■ Set task ■
Output the entries word for word. Omit images.

■ Listed records ■
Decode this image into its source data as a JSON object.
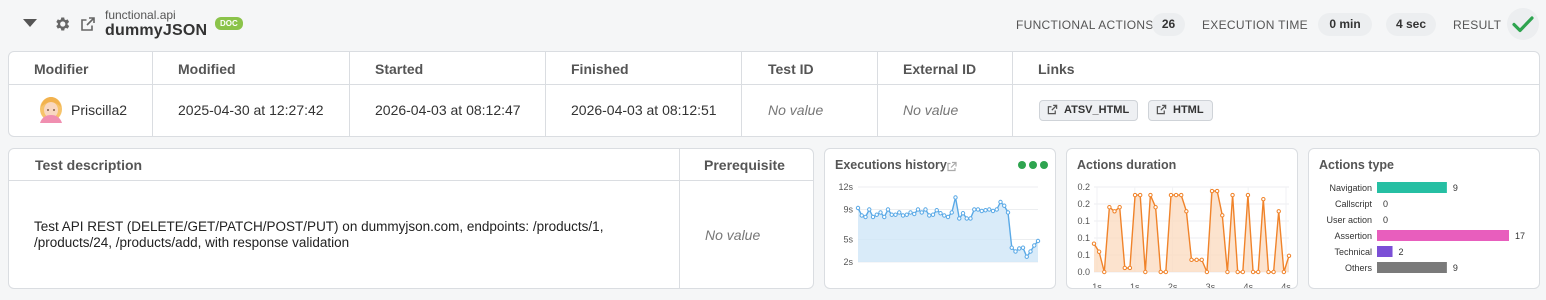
{
  "header": {
    "subtitle": "functional.api",
    "title": "dummyJSON",
    "badge": "DOC",
    "functional_actions_label": "FUNCTIONAL ACTIONS",
    "functional_actions_value": "26",
    "execution_time_label": "EXECUTION TIME",
    "execution_min": "0 min",
    "execution_sec": "4 sec",
    "result_label": "RESULT"
  },
  "info": {
    "headers": [
      "Modifier",
      "Modified",
      "Started",
      "Finished",
      "Test ID",
      "External ID",
      "Links"
    ],
    "modifier": "Priscilla2",
    "modified": "2025-04-30 at 12:27:42",
    "started": "2026-04-03 at 08:12:47",
    "finished": "2026-04-03 at 08:12:51",
    "test_id": "No value",
    "external_id": "No value",
    "links": [
      "ATSV_HTML",
      "HTML"
    ]
  },
  "description": {
    "header": "Test description",
    "prereq_header": "Prerequisite",
    "text": "Test API REST (DELETE/GET/PATCH/POST/PUT) on dummyjson.com, endpoints: /products/1, /products/24, /products/add, with response validation",
    "prereq_value": "No value"
  },
  "colors": {
    "history_line": "#5aa9e6",
    "duration_line": "#f0832a",
    "navigation": "#26bfa3",
    "assertion": "#e85ebd",
    "technical": "#7b4fd6",
    "others": "#7a7a7a",
    "success": "#2ea44f"
  },
  "chart_data": [
    {
      "type": "area",
      "title": "Executions history",
      "y_ticks": [
        "12s",
        "9s",
        "5s",
        "2s"
      ],
      "ylim": [
        2,
        12
      ],
      "values": [
        9.2,
        8.2,
        8.0,
        9.0,
        8.0,
        8.3,
        8.6,
        8.0,
        9.0,
        8.3,
        8.3,
        8.6,
        8.2,
        8.3,
        8.6,
        8.4,
        9.0,
        8.6,
        9.0,
        8.2,
        8.3,
        8.9,
        8.5,
        8.2,
        8.0,
        8.6,
        10.6,
        7.8,
        8.5,
        7.8,
        7.8,
        9.0,
        9.0,
        8.8,
        8.9,
        9.0,
        8.8,
        9.0,
        10.0,
        9.5,
        8.6,
        3.9,
        3.4,
        3.8,
        3.9,
        2.7,
        3.4,
        4.2,
        4.8
      ]
    },
    {
      "type": "area",
      "title": "Actions duration",
      "y_ticks": [
        "0.2",
        "0.2",
        "0.1",
        "0.1",
        "0.1",
        "0.0"
      ],
      "x_ticks": [
        "1s",
        "1s",
        "2s",
        "3s",
        "4s",
        "4s"
      ],
      "ylim": [
        0,
        0.21
      ],
      "values": [
        0.07,
        0.05,
        0.0,
        0.16,
        0.15,
        0.16,
        0.01,
        0.01,
        0.19,
        0.19,
        0.0,
        0.19,
        0.16,
        0.0,
        0.0,
        0.19,
        0.19,
        0.19,
        0.15,
        0.03,
        0.03,
        0.03,
        0.0,
        0.2,
        0.2,
        0.14,
        0.0,
        0.19,
        0.0,
        0.0,
        0.19,
        0.0,
        0.0,
        0.18,
        0.0,
        0.0,
        0.15,
        0.0,
        0.04
      ]
    },
    {
      "type": "bar",
      "title": "Actions type",
      "categories": [
        "Navigation",
        "Callscript",
        "User action",
        "Assertion",
        "Technical",
        "Others"
      ],
      "values": [
        9,
        0,
        0,
        17,
        2,
        9
      ]
    }
  ]
}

■ Solution for this task ■
Decode this image into its source data as a JSON object.
{
  "header": {
    "subtitle": "functional.api",
    "title": "dummyJSON",
    "badge": "DOC",
    "functional_actions_label": "FUNCTIONAL ACTIONS",
    "functional_actions_value": "26",
    "execution_time_label": "EXECUTION TIME",
    "execution_min": "0 min",
    "execution_sec": "4 sec",
    "result_label": "RESULT"
  },
  "info": {
    "headers": [
      "Modifier",
      "Modified",
      "Started",
      "Finished",
      "Test ID",
      "External ID",
      "Links"
    ],
    "modifier": "Priscilla2",
    "modified": "2025-04-30 at 12:27:42",
    "started": "2026-04-03 at 08:12:47",
    "finished": "2026-04-03 at 08:12:51",
    "test_id": "No value",
    "external_id": "No value",
    "links": [
      "ATSV_HTML",
      "HTML"
    ]
  },
  "description": {
    "header": "Test description",
    "prereq_header": "Prerequisite",
    "text": "Test API REST (DELETE/GET/PATCH/POST/PUT) on dummyjson.com, endpoints: /products/1, /products/24, /products/add, with response validation",
    "prereq_value": "No value"
  },
  "colors": {
    "history_line": "#5aa9e6",
    "duration_line": "#f0832a",
    "navigation": "#26bfa3",
    "assertion": "#e85ebd",
    "technical": "#7b4fd6",
    "others": "#7a7a7a",
    "success": "#2ea44f"
  },
  "chart_data": [
    {
      "type": "area",
      "title": "Executions history",
      "y_ticks": [
        "12s",
        "9s",
        "5s",
        "2s"
      ],
      "ylim": [
        2,
        12
      ],
      "values": [
        9.2,
        8.2,
        8.0,
        9.0,
        8.0,
        8.3,
        8.6,
        8.0,
        9.0,
        8.3,
        8.3,
        8.6,
        8.2,
        8.3,
        8.6,
        8.4,
        9.0,
        8.6,
        9.0,
        8.2,
        8.3,
        8.9,
        8.5,
        8.2,
        8.0,
        8.6,
        10.6,
        7.8,
        8.5,
        7.8,
        7.8,
        9.0,
        9.0,
        8.8,
        8.9,
        9.0,
        8.8,
        9.0,
        10.0,
        9.5,
        8.6,
        3.9,
        3.4,
        3.8,
        3.9,
        2.7,
        3.4,
        4.2,
        4.8
      ]
    },
    {
      "type": "area",
      "title": "Actions duration",
      "y_ticks": [
        "0.2",
        "0.2",
        "0.1",
        "0.1",
        "0.1",
        "0.0"
      ],
      "x_ticks": [
        "1s",
        "1s",
        "2s",
        "3s",
        "4s",
        "4s"
      ],
      "ylim": [
        0,
        0.21
      ],
      "values": [
        0.07,
        0.05,
        0.0,
        0.16,
        0.15,
        0.16,
        0.01,
        0.01,
        0.19,
        0.19,
        0.0,
        0.19,
        0.16,
        0.0,
        0.0,
        0.19,
        0.19,
        0.19,
        0.15,
        0.03,
        0.03,
        0.03,
        0.0,
        0.2,
        0.2,
        0.14,
        0.0,
        0.19,
        0.0,
        0.0,
        0.19,
        0.0,
        0.0,
        0.18,
        0.0,
        0.0,
        0.15,
        0.0,
        0.04
      ]
    },
    {
      "type": "bar",
      "title": "Actions type",
      "categories": [
        "Navigation",
        "Callscript",
        "User action",
        "Assertion",
        "Technical",
        "Others"
      ],
      "values": [
        9,
        0,
        0,
        17,
        2,
        9
      ]
    }
  ]
}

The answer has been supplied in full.